* begin *

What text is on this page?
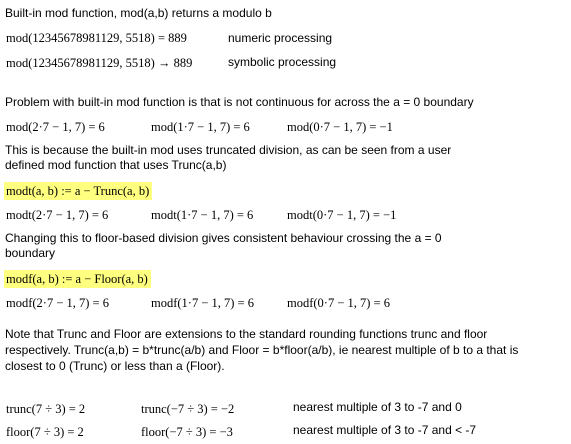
Built-in mod function, mod(a,b) returns a modulo b
mod(12345678981129, 5518) = 889	numeric processing
mod(12345678981129, 5518) → 889	symbolic processing
Problem with built-in mod function is that is not continuous for across the a = 0 boundary
mod(2·7 − 1, 7) = 6	mod(1·7 − 1, 7) = 6	mod(0·7 − 1, 7) = −1
This is because the built-in mod uses truncated division, as can be seen from a user
defined mod function that uses Trunc(a,b)
modt(a, b) := a − Trunc(a, b)
modt(2·7 − 1, 7) = 6	modt(1·7 − 1, 7) = 6	modt(0·7 − 1, 7) = −1
Changing this to floor-based division gives consistent behaviour crossing the a = 0
boundary
modf(a, b) := a − Floor(a, b)
modf(2·7 − 1, 7) = 6	modf(1·7 − 1, 7) = 6	modf(0·7 − 1, 7) = 6
Note that Trunc and Floor are extensions to the standard rounding functions trunc and floor
respectively. Trunc(a,b) = b*trunc(a/b) and Floor = b*floor(a/b), ie nearest multiple of b to a that is
closest to 0 (Trunc) or less than a (Floor).
trunc(7 ÷ 3) = 2	trunc(−7 ÷ 3) = −2	nearest multiple of 3 to -7 and 0
floor(7 ÷ 3) = 2	floor(−7 ÷ 3) = −3	nearest multiple of 3 to -7 and < -7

* end *

= Task statement =
How many lines in the records above contain the word "division"? Reply with the number alone.

= Answer in full =
2